┌────────

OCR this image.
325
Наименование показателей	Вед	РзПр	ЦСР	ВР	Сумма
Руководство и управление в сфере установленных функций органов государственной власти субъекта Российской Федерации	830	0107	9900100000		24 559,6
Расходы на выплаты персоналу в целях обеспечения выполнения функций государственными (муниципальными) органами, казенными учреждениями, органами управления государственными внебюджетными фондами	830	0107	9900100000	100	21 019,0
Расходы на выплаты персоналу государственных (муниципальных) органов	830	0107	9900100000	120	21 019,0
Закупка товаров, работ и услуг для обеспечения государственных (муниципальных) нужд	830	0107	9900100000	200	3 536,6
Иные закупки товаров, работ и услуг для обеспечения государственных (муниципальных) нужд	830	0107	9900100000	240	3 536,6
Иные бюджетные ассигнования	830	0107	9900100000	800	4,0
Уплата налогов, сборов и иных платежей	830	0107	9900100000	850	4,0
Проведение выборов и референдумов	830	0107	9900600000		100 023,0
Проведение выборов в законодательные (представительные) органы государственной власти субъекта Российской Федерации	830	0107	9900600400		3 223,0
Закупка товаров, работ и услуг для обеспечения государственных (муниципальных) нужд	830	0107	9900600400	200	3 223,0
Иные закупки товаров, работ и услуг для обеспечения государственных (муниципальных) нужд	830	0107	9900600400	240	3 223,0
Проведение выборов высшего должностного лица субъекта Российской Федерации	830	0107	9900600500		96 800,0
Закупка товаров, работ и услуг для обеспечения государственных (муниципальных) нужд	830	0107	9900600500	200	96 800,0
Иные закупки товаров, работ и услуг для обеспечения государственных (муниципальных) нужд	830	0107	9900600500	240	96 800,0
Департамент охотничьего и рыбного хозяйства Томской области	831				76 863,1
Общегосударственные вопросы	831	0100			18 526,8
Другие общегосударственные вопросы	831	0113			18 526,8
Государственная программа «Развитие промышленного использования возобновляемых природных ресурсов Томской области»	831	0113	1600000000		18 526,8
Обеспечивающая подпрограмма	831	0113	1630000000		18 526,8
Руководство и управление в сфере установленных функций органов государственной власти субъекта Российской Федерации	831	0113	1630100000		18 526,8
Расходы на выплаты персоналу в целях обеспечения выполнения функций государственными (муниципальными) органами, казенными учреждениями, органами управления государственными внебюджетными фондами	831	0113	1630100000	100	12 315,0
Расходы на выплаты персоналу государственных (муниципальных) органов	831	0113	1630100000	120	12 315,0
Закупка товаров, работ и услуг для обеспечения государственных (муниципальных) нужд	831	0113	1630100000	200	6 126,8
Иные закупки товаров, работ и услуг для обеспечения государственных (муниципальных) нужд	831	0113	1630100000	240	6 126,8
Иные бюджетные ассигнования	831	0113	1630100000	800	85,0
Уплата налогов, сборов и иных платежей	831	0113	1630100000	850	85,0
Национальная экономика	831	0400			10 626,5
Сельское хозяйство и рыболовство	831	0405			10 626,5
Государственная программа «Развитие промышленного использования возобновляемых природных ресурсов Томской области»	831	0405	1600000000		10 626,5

└────────

**TO BE DONE**:
Select and copy every line of the material that holds the string "персоналу".

**ANSWER**:
Расходы на выплаты персоналу в целях обеспечения выполнения функций государственными (муниципальными) органами, казенными учреждениями, органами управления государственными внебюджетными фондами	830	0107	9900100000	100	21 019,0
Расходы на выплаты персоналу государственных (муниципальных) органов	830	0107	9900100000	120	21 019,0
Расходы на выплаты персоналу в целях обеспечения выполнения функций государственными (муниципальными) органами, казенными учреждениями, органами управления государственными внебюджетными фондами	831	0113	1630100000	100	12 315,0
Расходы на выплаты персоналу государственных (муниципальных) органов	831	0113	1630100000	120	12 315,0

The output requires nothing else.